> Rows
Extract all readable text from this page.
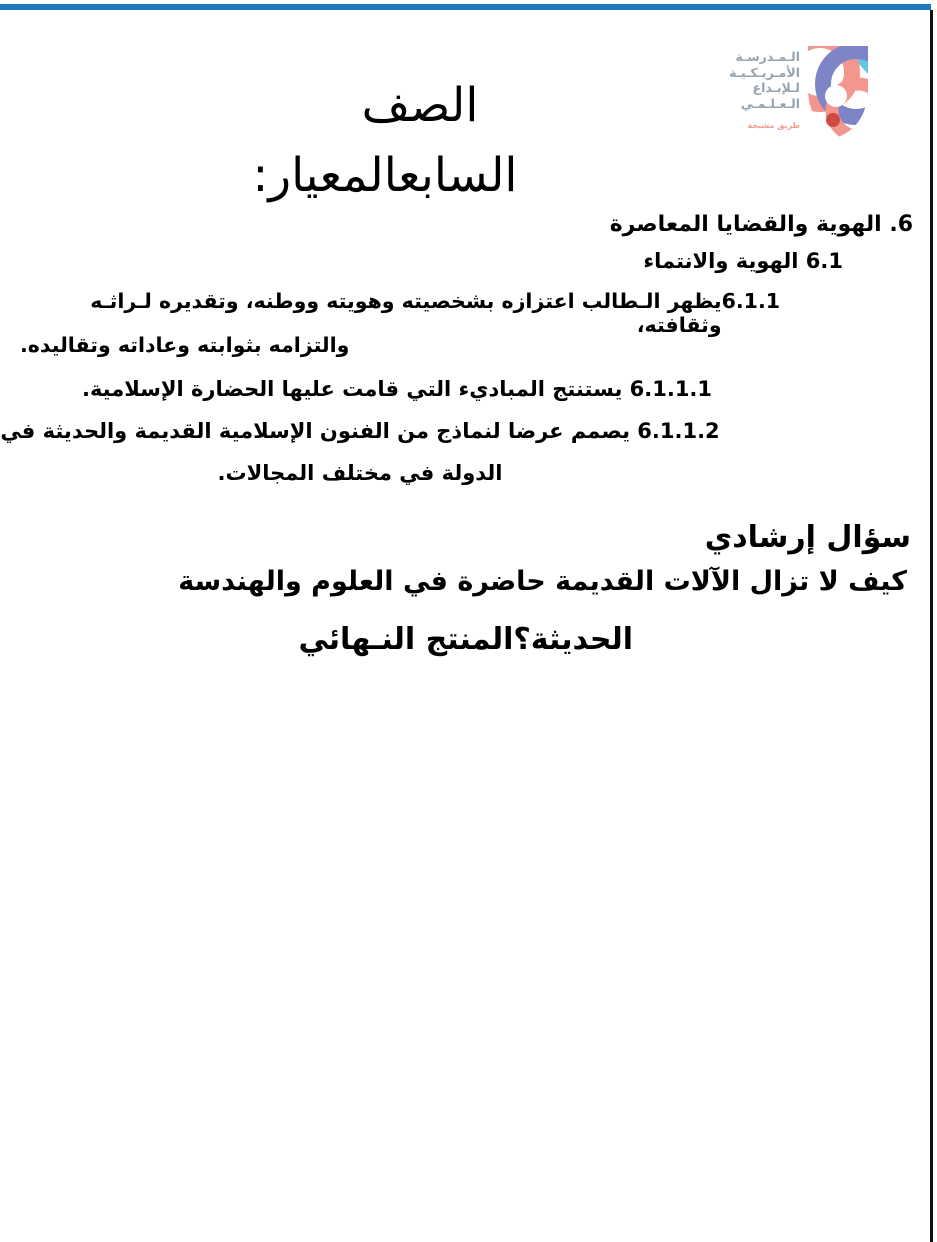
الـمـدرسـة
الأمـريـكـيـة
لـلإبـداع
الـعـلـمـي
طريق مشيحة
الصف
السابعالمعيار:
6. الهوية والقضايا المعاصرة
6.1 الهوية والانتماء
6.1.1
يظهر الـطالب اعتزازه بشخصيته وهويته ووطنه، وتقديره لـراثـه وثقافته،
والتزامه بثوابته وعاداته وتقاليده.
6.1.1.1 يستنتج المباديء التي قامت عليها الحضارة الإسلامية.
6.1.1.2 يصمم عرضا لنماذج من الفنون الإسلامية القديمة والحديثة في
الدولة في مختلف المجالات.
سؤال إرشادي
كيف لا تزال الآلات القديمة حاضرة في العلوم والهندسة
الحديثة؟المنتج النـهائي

* * *

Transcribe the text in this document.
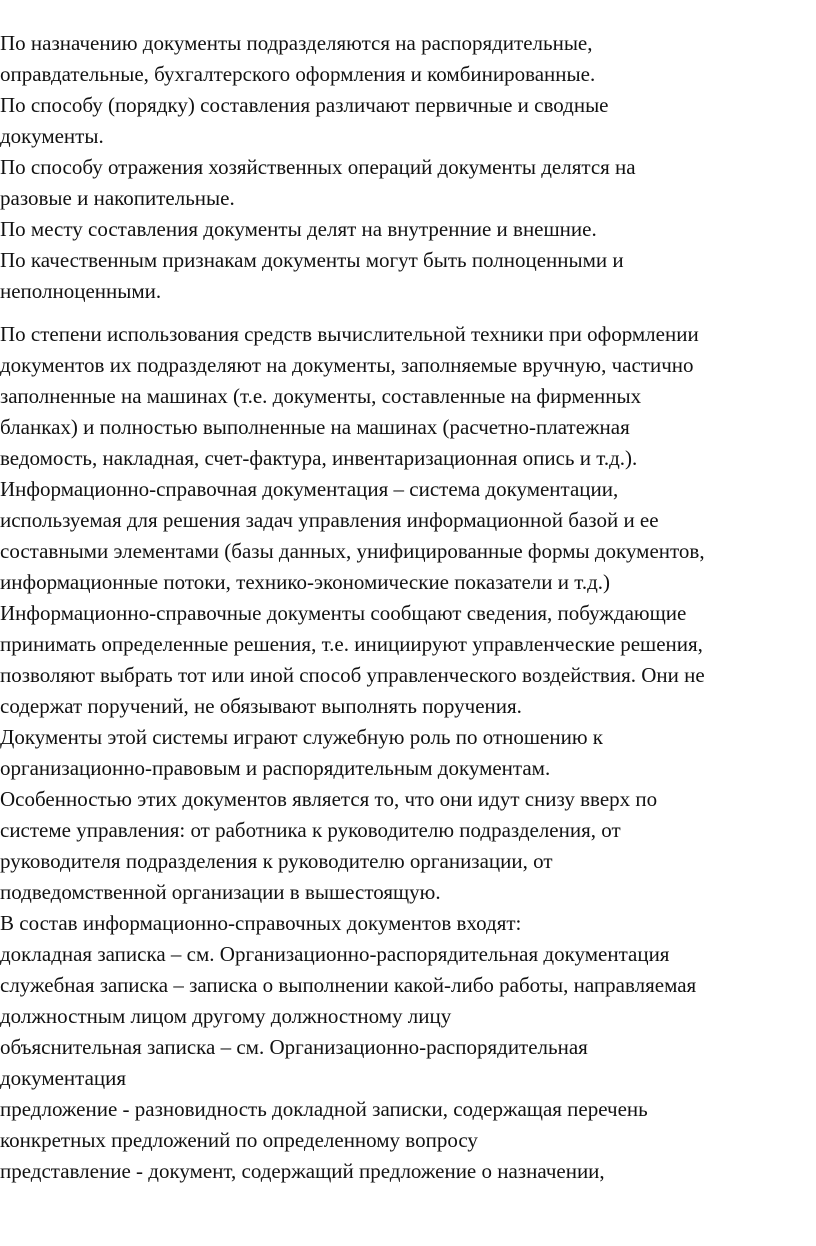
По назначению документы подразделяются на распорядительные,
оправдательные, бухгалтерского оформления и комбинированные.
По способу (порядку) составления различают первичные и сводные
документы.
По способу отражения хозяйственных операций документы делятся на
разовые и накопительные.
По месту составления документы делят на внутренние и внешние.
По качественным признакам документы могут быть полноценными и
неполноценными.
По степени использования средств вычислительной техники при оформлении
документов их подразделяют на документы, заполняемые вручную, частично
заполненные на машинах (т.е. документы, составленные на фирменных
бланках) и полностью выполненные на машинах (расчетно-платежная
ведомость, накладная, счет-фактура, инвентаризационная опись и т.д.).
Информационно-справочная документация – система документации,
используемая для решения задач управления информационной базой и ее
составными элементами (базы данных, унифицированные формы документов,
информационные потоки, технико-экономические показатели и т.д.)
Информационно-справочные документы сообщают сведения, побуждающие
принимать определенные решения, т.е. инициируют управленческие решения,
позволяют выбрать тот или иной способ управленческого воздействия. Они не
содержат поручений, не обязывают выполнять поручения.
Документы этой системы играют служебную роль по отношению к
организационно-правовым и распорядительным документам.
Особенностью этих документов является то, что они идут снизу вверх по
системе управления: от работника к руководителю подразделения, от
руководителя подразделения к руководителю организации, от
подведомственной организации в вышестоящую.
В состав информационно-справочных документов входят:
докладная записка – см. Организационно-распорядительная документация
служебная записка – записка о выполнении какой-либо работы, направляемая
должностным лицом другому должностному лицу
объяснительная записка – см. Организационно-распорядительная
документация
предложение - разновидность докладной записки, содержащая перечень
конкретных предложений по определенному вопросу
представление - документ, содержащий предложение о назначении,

---

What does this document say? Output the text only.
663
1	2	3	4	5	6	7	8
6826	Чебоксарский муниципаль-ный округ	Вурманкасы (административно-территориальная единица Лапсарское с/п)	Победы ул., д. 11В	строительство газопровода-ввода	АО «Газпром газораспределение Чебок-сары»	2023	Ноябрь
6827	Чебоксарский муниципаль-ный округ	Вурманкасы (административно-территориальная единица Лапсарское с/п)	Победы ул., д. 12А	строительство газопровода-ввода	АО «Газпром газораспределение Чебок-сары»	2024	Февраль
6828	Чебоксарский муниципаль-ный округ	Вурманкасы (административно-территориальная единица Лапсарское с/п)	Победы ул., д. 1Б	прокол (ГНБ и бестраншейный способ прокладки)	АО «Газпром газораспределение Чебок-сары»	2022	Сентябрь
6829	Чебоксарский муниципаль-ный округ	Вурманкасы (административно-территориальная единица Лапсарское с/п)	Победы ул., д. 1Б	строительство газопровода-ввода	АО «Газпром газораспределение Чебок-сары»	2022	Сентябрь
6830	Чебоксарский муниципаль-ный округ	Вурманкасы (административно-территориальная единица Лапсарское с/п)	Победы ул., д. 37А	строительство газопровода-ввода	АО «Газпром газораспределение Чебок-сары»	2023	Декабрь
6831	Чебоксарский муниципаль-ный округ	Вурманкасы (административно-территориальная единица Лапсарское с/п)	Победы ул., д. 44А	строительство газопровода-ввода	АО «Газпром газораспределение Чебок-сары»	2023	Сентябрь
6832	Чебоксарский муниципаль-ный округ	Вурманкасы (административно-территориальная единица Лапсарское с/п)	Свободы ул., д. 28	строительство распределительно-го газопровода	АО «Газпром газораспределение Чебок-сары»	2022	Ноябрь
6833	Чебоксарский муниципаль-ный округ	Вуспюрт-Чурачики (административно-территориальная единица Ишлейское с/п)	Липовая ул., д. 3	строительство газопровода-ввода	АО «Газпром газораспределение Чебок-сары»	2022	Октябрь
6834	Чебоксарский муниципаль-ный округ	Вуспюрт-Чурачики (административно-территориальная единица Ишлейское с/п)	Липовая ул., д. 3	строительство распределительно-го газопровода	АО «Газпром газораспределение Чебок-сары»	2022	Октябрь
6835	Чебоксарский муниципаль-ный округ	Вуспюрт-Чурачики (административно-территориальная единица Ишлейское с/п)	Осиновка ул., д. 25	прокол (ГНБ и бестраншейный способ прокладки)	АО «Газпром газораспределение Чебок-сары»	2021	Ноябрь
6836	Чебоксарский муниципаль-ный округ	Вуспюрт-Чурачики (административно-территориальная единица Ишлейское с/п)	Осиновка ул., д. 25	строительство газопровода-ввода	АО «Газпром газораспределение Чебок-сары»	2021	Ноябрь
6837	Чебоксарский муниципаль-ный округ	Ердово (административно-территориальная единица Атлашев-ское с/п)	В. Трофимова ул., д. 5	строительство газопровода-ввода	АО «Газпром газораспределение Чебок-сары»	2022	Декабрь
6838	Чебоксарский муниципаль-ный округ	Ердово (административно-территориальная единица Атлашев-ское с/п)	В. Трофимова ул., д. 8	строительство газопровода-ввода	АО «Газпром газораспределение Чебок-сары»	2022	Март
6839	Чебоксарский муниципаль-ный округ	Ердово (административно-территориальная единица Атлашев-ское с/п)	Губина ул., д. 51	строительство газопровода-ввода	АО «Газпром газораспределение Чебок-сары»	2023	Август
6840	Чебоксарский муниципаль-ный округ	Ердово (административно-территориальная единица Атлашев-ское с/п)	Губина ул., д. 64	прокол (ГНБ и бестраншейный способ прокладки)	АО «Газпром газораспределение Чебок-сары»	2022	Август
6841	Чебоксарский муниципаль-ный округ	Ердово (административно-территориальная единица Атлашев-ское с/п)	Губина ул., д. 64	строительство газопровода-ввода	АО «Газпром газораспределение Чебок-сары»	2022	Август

> Requirement
Every line in the data that holds "подразделения" should be copied out.

> Response to the task
системе управления: от работника к руководителю подразделения, от
руководителя подразделения к руководителю организации, от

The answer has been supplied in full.